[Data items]
_ _ _ _
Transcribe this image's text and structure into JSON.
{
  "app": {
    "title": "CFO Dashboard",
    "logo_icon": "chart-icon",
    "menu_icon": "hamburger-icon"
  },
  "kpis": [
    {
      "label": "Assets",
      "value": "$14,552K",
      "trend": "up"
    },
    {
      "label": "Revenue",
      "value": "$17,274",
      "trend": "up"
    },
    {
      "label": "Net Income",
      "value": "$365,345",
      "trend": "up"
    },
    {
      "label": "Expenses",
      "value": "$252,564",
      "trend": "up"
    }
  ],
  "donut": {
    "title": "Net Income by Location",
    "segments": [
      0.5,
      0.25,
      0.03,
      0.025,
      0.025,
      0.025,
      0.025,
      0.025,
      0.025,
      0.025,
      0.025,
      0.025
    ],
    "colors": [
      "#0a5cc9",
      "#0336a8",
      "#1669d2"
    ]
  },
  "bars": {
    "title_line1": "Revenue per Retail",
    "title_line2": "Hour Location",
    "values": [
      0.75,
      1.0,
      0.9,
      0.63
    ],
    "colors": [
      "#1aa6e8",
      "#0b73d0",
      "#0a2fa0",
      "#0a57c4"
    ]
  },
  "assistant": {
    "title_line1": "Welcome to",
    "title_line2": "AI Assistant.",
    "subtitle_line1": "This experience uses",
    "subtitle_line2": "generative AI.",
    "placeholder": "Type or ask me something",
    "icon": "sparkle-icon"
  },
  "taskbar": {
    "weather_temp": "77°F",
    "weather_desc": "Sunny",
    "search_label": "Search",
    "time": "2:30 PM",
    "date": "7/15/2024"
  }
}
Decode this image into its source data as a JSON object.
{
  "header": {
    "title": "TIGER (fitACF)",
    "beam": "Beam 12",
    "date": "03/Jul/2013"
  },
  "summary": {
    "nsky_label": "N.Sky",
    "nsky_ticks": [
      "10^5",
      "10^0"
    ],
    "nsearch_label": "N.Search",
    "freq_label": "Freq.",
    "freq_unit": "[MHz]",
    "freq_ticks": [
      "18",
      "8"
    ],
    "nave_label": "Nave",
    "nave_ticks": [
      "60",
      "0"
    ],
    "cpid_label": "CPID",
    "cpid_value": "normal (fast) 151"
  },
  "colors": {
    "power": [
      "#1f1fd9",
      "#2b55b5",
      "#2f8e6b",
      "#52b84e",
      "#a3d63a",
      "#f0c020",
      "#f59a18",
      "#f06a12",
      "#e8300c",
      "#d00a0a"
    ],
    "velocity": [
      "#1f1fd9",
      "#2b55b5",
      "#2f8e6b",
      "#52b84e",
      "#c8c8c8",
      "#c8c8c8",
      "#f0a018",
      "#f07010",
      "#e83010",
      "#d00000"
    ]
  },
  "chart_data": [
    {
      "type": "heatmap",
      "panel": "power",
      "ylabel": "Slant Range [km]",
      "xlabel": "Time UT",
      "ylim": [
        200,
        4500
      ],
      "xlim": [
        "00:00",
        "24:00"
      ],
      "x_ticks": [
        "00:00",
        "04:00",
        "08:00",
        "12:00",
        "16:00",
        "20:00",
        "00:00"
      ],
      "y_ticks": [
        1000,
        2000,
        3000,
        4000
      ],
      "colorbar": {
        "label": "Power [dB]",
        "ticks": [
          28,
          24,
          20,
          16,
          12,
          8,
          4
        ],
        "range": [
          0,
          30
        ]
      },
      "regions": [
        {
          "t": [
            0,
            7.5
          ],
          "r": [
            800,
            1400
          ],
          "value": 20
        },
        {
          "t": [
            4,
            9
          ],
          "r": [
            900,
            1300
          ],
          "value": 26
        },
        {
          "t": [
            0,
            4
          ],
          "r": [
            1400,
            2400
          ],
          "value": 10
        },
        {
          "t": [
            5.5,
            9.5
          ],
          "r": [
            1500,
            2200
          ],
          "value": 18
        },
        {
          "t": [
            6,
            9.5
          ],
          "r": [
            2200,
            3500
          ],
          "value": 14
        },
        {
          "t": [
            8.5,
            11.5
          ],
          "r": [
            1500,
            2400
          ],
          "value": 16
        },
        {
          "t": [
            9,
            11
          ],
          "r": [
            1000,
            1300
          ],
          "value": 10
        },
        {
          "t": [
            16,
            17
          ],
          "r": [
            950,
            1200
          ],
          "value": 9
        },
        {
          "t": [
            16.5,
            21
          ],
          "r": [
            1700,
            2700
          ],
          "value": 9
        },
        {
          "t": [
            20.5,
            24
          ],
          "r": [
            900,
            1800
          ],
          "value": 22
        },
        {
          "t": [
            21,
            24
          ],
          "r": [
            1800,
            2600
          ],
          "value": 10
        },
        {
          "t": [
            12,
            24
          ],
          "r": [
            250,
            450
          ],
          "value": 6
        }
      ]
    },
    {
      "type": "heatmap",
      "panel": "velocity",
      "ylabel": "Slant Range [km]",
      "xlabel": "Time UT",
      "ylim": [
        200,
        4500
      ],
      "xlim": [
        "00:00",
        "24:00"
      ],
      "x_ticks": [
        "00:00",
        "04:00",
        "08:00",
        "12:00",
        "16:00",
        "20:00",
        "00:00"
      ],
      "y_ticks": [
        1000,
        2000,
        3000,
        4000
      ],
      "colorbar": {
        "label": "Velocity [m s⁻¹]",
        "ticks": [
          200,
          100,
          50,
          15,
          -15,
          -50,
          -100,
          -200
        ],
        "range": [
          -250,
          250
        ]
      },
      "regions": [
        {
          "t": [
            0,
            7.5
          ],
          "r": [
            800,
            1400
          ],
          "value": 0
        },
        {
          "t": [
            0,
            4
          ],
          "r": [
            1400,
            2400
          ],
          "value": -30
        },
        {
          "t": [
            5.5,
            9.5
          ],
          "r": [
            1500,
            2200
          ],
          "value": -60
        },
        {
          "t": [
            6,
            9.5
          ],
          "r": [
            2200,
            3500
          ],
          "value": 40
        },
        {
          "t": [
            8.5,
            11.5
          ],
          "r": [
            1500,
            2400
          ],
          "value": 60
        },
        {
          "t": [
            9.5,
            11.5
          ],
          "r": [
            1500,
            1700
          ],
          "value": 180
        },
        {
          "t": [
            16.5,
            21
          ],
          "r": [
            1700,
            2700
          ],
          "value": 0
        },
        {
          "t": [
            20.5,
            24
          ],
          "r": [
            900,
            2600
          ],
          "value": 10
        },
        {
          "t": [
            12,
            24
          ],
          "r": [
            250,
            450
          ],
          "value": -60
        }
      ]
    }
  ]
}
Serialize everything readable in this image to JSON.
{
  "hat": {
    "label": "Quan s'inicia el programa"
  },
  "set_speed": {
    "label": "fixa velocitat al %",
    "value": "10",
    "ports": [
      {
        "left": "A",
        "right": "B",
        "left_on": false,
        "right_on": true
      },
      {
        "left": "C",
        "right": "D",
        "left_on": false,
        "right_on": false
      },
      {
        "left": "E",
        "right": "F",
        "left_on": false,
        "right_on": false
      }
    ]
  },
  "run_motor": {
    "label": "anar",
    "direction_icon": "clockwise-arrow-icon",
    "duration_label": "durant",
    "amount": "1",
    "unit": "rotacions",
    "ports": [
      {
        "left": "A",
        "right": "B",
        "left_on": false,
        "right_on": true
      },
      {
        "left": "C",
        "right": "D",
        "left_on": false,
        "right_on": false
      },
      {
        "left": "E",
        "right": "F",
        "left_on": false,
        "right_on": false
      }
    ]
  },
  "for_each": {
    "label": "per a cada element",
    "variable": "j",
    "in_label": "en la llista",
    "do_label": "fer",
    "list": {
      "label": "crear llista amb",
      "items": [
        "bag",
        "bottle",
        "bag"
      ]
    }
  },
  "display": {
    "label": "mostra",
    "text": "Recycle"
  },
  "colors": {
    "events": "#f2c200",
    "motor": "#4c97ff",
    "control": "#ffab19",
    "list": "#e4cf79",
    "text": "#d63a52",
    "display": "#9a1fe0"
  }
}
_ _ _ _
> **Problem description**
Scan the listing above. Collect all lines with the word "text".

> **Exercise output**
Transcribe this image's text and structure into JSON.
    "text": "Recycle"
    "text": "#d63a52",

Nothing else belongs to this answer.